(Records from a data source)
________

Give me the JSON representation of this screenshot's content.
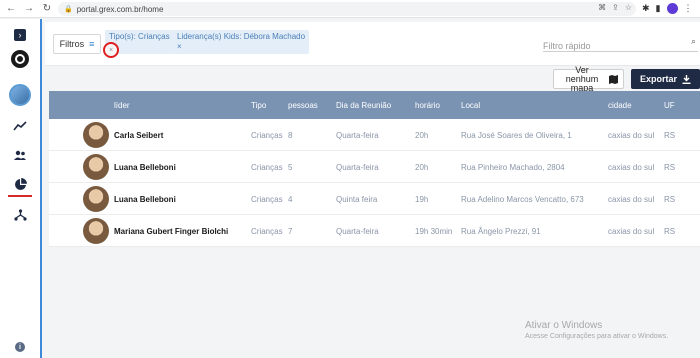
{
  "browser": {
    "url": "portal.grex.com.br/home"
  },
  "filters": {
    "button_label": "Filtros",
    "chips": [
      {
        "label": "Tipo(s): Crianças"
      },
      {
        "label": "Liderança(s) Kids: Débora Machado"
      }
    ],
    "remove_symbol": "×",
    "search_placeholder": "Filtro rápido"
  },
  "actions": {
    "map_label": "Ver nenhum mapa",
    "export_label": "Exportar"
  },
  "table": {
    "columns": [
      "líder",
      "Tipo",
      "pessoas",
      "Dia da Reunião",
      "horário",
      "Local",
      "cidade",
      "UF"
    ],
    "rows": [
      {
        "leader": "Carla Seibert",
        "type": "Crianças",
        "people": "8",
        "day": "Quarta-feira",
        "time": "20h",
        "location": "Rua José Soares de Oliveira, 1",
        "city": "caxias do sul",
        "uf": "RS"
      },
      {
        "leader": "Luana Belleboni",
        "type": "Crianças",
        "people": "5",
        "day": "Quarta-feira",
        "time": "20h",
        "location": "Rua Pinheiro Machado, 2804",
        "city": "caxias do sul",
        "uf": "RS"
      },
      {
        "leader": "Luana Belleboni",
        "type": "Crianças",
        "people": "4",
        "day": "Quinta feira",
        "time": "19h",
        "location": "Rua Adelino Marcos Vencatto, 673",
        "city": "caxias do sul",
        "uf": "RS"
      },
      {
        "leader": "Mariana Gubert Finger Biolchi",
        "type": "Crianças",
        "people": "7",
        "day": "Quarta-feira",
        "time": "19h 30min",
        "location": "Rua Ângelo Prezzi, 91",
        "city": "caxias do sul",
        "uf": "RS"
      }
    ]
  },
  "watermark": {
    "title": "Ativar o Windows",
    "subtitle": "Acesse Configurações para ativar o Windows."
  },
  "colors": {
    "sidebar_accent": "#3f8ad8",
    "header_bg": "#7a93b3",
    "dark_navy": "#1f2a44",
    "active_red": "#d62828"
  },
  "icons": {
    "sidebar": [
      "chevron-right-icon",
      "logo-icon",
      "avatar",
      "trend-chart-icon",
      "people-icon",
      "pie-chart-icon",
      "network-icon",
      "info-icon"
    ]
  }
}
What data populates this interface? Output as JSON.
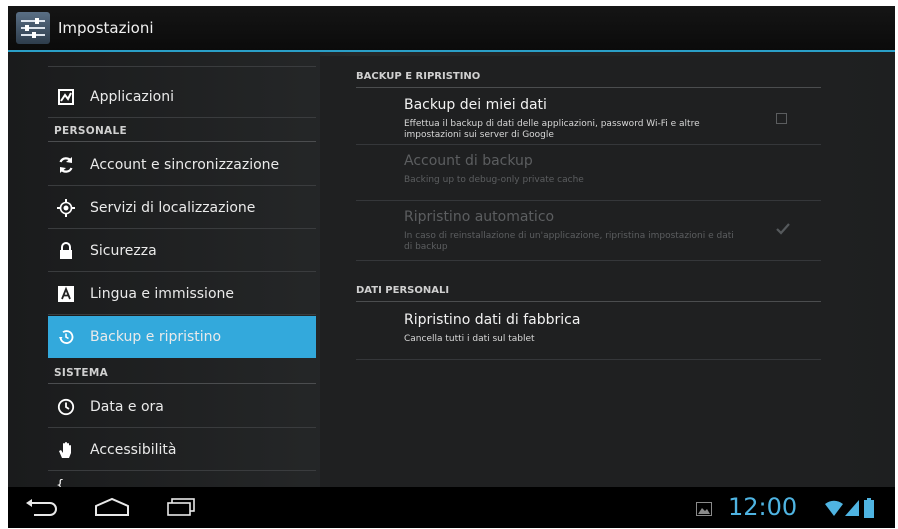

________

Quote the records above exactly, leaving out any pictures.

Give me the JSON representation of this screenshot's content.
{
  "browser": {
    "url": "portal.grex.com.br/home"
  },
  "filters": {
    "button_label": "Filtros",
    "chips": [
      {
        "label": "Tipo(s): Crianças"
      },
      {
        "label": "Liderança(s) Kids: Débora Machado"
      }
    ],
    "remove_symbol": "×",
    "search_placeholder": "Filtro rápido"
  },
  "actions": {
    "map_label": "Ver nenhum mapa",
    "export_label": "Exportar"
  },
  "table": {
    "columns": [
      "líder",
      "Tipo",
      "pessoas",
      "Dia da Reunião",
      "horário",
      "Local",
      "cidade",
      "UF"
    ],
    "rows": [
      {
        "leader": "Carla Seibert",
        "type": "Crianças",
        "people": "8",
        "day": "Quarta-feira",
        "time": "20h",
        "location": "Rua José Soares de Oliveira, 1",
        "city": "caxias do sul",
        "uf": "RS"
      },
      {
        "leader": "Luana Belleboni",
        "type": "Crianças",
        "people": "5",
        "day": "Quarta-feira",
        "time": "20h",
        "location": "Rua Pinheiro Machado, 2804",
        "city": "caxias do sul",
        "uf": "RS"
      },
      {
        "leader": "Luana Belleboni",
        "type": "Crianças",
        "people": "4",
        "day": "Quinta feira",
        "time": "19h",
        "location": "Rua Adelino Marcos Vencatto, 673",
        "city": "caxias do sul",
        "uf": "RS"
      },
      {
        "leader": "Mariana Gubert Finger Biolchi",
        "type": "Crianças",
        "people": "7",
        "day": "Quarta-feira",
        "time": "19h 30min",
        "location": "Rua Ângelo Prezzi, 91",
        "city": "caxias do sul",
        "uf": "RS"
      }
    ]
  },
  "watermark": {
    "title": "Ativar o Windows",
    "subtitle": "Acesse Configurações para ativar o Windows."
  },
  "colors": {
    "sidebar_accent": "#3f8ad8",
    "header_bg": "#7a93b3",
    "dark_navy": "#1f2a44",
    "active_red": "#d62828"
  },
  "icons": {
    "sidebar": [
      "chevron-right-icon",
      "logo-icon",
      "avatar",
      "trend-chart-icon",
      "people-icon",
      "pie-chart-icon",
      "network-icon",
      "info-icon"
    ]
  }
}
What data populates this interface? Output as JSON.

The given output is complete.